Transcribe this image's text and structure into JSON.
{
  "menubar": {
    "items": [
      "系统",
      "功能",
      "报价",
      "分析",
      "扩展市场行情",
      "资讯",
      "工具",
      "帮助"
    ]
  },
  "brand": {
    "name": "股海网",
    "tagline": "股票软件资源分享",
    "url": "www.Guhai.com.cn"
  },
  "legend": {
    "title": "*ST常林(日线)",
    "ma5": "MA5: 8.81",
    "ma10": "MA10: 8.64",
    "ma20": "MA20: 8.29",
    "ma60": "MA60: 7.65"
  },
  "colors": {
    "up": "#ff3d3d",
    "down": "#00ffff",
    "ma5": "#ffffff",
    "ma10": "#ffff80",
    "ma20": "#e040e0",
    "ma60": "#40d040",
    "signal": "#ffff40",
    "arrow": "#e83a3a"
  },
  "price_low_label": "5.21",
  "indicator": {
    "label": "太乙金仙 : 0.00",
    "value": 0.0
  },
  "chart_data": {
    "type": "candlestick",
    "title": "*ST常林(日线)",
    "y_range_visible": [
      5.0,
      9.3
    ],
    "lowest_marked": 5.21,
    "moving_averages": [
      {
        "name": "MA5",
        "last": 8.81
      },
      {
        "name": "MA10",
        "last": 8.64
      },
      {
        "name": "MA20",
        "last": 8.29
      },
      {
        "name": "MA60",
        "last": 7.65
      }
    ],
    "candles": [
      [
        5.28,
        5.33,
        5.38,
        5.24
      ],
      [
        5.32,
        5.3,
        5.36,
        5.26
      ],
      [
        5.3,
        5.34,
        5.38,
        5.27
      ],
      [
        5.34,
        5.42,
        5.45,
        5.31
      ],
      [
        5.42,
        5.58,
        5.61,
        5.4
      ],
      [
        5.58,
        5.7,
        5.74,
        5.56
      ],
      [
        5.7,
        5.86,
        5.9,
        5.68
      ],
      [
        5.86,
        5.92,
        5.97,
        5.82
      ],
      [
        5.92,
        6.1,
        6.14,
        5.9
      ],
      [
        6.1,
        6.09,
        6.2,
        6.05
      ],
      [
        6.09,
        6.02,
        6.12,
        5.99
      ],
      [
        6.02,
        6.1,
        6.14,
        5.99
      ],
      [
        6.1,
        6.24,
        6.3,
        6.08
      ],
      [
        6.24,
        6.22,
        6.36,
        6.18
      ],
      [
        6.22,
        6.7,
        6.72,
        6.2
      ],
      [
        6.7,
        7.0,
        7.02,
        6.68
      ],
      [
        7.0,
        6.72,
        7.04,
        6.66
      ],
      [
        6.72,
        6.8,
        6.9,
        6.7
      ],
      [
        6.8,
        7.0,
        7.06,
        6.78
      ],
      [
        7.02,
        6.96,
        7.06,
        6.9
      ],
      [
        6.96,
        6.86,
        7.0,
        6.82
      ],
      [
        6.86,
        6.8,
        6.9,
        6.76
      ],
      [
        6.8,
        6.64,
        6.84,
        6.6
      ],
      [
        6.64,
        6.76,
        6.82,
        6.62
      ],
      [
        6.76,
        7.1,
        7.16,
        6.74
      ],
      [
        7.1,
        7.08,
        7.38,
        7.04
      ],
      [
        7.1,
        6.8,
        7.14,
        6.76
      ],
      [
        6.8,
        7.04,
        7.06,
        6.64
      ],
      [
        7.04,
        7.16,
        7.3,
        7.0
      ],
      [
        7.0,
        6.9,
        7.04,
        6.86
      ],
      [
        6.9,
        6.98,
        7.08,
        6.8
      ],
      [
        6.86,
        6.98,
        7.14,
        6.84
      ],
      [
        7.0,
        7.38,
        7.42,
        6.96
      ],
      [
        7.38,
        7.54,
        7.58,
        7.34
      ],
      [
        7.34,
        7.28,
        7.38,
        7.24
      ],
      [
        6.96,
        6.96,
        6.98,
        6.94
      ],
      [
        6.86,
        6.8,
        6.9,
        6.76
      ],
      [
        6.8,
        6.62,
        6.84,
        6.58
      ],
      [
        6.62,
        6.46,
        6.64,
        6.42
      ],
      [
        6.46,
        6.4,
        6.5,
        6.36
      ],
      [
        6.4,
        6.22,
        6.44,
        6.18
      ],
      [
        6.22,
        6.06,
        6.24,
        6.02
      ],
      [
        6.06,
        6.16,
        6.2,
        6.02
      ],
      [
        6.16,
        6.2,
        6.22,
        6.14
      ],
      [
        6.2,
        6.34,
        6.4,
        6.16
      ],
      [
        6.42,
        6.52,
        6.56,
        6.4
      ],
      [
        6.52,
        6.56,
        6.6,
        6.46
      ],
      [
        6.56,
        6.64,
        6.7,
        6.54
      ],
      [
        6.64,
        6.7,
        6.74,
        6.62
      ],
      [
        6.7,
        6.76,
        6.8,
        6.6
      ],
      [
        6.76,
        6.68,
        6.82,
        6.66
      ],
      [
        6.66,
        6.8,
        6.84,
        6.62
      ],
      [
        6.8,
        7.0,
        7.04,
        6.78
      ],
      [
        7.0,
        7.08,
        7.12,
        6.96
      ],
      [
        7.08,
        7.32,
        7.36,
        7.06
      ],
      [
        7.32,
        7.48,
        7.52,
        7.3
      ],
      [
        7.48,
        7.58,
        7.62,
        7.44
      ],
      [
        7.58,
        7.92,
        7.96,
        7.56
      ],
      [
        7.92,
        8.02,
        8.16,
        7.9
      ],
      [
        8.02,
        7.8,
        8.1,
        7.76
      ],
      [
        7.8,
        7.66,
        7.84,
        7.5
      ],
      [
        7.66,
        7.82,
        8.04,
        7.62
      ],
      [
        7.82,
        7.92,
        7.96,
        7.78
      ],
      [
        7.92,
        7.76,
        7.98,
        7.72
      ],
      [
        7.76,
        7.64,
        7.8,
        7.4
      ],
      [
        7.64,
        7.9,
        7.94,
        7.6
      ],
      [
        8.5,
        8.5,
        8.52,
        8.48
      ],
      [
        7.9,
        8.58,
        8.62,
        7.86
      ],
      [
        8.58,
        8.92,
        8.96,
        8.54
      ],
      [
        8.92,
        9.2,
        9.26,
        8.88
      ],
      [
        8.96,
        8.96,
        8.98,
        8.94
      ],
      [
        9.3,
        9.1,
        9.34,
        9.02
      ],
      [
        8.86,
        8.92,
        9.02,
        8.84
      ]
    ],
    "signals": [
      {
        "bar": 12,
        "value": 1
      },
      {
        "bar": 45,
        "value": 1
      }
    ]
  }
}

---

(PROBLEM) Quote each line of the listing above exactly.

(RESULT)
Transcribe this image's text and structure into JSON.
{
  "menubar": {
    "items": [
      "系统",
      "功能",
      "报价",
      "分析",
      "扩展市场行情",
      "资讯",
      "工具",
      "帮助"
    ]
  },
  "brand": {
    "name": "股海网",
    "tagline": "股票软件资源分享",
    "url": "www.Guhai.com.cn"
  },
  "legend": {
    "title": "*ST常林(日线)",
    "ma5": "MA5: 8.81",
    "ma10": "MA10: 8.64",
    "ma20": "MA20: 8.29",
    "ma60": "MA60: 7.65"
  },
  "colors": {
    "up": "#ff3d3d",
    "down": "#00ffff",
    "ma5": "#ffffff",
    "ma10": "#ffff80",
    "ma20": "#e040e0",
    "ma60": "#40d040",
    "signal": "#ffff40",
    "arrow": "#e83a3a"
  },
  "price_low_label": "5.21",
  "indicator": {
    "label": "太乙金仙 : 0.00",
    "value": 0.0
  },
  "chart_data": {
    "type": "candlestick",
    "title": "*ST常林(日线)",
    "y_range_visible": [
      5.0,
      9.3
    ],
    "lowest_marked": 5.21,
    "moving_averages": [
      {
        "name": "MA5",
        "last": 8.81
      },
      {
        "name": "MA10",
        "last": 8.64
      },
      {
        "name": "MA20",
        "last": 8.29
      },
      {
        "name": "MA60",
        "last": 7.65
      }
    ],
    "candles": [
      [
        5.28,
        5.33,
        5.38,
        5.24
      ],
      [
        5.32,
        5.3,
        5.36,
        5.26
      ],
      [
        5.3,
        5.34,
        5.38,
        5.27
      ],
      [
        5.34,
        5.42,
        5.45,
        5.31
      ],
      [
        5.42,
        5.58,
        5.61,
        5.4
      ],
      [
        5.58,
        5.7,
        5.74,
        5.56
      ],
      [
        5.7,
        5.86,
        5.9,
        5.68
      ],
      [
        5.86,
        5.92,
        5.97,
        5.82
      ],
      [
        5.92,
        6.1,
        6.14,
        5.9
      ],
      [
        6.1,
        6.09,
        6.2,
        6.05
      ],
      [
        6.09,
        6.02,
        6.12,
        5.99
      ],
      [
        6.02,
        6.1,
        6.14,
        5.99
      ],
      [
        6.1,
        6.24,
        6.3,
        6.08
      ],
      [
        6.24,
        6.22,
        6.36,
        6.18
      ],
      [
        6.22,
        6.7,
        6.72,
        6.2
      ],
      [
        6.7,
        7.0,
        7.02,
        6.68
      ],
      [
        7.0,
        6.72,
        7.04,
        6.66
      ],
      [
        6.72,
        6.8,
        6.9,
        6.7
      ],
      [
        6.8,
        7.0,
        7.06,
        6.78
      ],
      [
        7.02,
        6.96,
        7.06,
        6.9
      ],
      [
        6.96,
        6.86,
        7.0,
        6.82
      ],
      [
        6.86,
        6.8,
        6.9,
        6.76
      ],
      [
        6.8,
        6.64,
        6.84,
        6.6
      ],
      [
        6.64,
        6.76,
        6.82,
        6.62
      ],
      [
        6.76,
        7.1,
        7.16,
        6.74
      ],
      [
        7.1,
        7.08,
        7.38,
        7.04
      ],
      [
        7.1,
        6.8,
        7.14,
        6.76
      ],
      [
        6.8,
        7.04,
        7.06,
        6.64
      ],
      [
        7.04,
        7.16,
        7.3,
        7.0
      ],
      [
        7.0,
        6.9,
        7.04,
        6.86
      ],
      [
        6.9,
        6.98,
        7.08,
        6.8
      ],
      [
        6.86,
        6.98,
        7.14,
        6.84
      ],
      [
        7.0,
        7.38,
        7.42,
        6.96
      ],
      [
        7.38,
        7.54,
        7.58,
        7.34
      ],
      [
        7.34,
        7.28,
        7.38,
        7.24
      ],
      [
        6.96,
        6.96,
        6.98,
        6.94
      ],
      [
        6.86,
        6.8,
        6.9,
        6.76
      ],
      [
        6.8,
        6.62,
        6.84,
        6.58
      ],
      [
        6.62,
        6.46,
        6.64,
        6.42
      ],
      [
        6.46,
        6.4,
        6.5,
        6.36
      ],
      [
        6.4,
        6.22,
        6.44,
        6.18
      ],
      [
        6.22,
        6.06,
        6.24,
        6.02
      ],
      [
        6.06,
        6.16,
        6.2,
        6.02
      ],
      [
        6.16,
        6.2,
        6.22,
        6.14
      ],
      [
        6.2,
        6.34,
        6.4,
        6.16
      ],
      [
        6.42,
        6.52,
        6.56,
        6.4
      ],
      [
        6.52,
        6.56,
        6.6,
        6.46
      ],
      [
        6.56,
        6.64,
        6.7,
        6.54
      ],
      [
        6.64,
        6.7,
        6.74,
        6.62
      ],
      [
        6.7,
        6.76,
        6.8,
        6.6
      ],
      [
        6.76,
        6.68,
        6.82,
        6.66
      ],
      [
        6.66,
        6.8,
        6.84,
        6.62
      ],
      [
        6.8,
        7.0,
        7.04,
        6.78
      ],
      [
        7.0,
        7.08,
        7.12,
        6.96
      ],
      [
        7.08,
        7.32,
        7.36,
        7.06
      ],
      [
        7.32,
        7.48,
        7.52,
        7.3
      ],
      [
        7.48,
        7.58,
        7.62,
        7.44
      ],
      [
        7.58,
        7.92,
        7.96,
        7.56
      ],
      [
        7.92,
        8.02,
        8.16,
        7.9
      ],
      [
        8.02,
        7.8,
        8.1,
        7.76
      ],
      [
        7.8,
        7.66,
        7.84,
        7.5
      ],
      [
        7.66,
        7.82,
        8.04,
        7.62
      ],
      [
        7.82,
        7.92,
        7.96,
        7.78
      ],
      [
        7.92,
        7.76,
        7.98,
        7.72
      ],
      [
        7.76,
        7.64,
        7.8,
        7.4
      ],
      [
        7.64,
        7.9,
        7.94,
        7.6
      ],
      [
        8.5,
        8.5,
        8.52,
        8.48
      ],
      [
        7.9,
        8.58,
        8.62,
        7.86
      ],
      [
        8.58,
        8.92,
        8.96,
        8.54
      ],
      [
        8.92,
        9.2,
        9.26,
        8.88
      ],
      [
        8.96,
        8.96,
        8.98,
        8.94
      ],
      [
        9.3,
        9.1,
        9.34,
        9.02
      ],
      [
        8.86,
        8.92,
        9.02,
        8.84
      ]
    ],
    "signals": [
      {
        "bar": 12,
        "value": 1
      },
      {
        "bar": 45,
        "value": 1
      }
    ]
  }
}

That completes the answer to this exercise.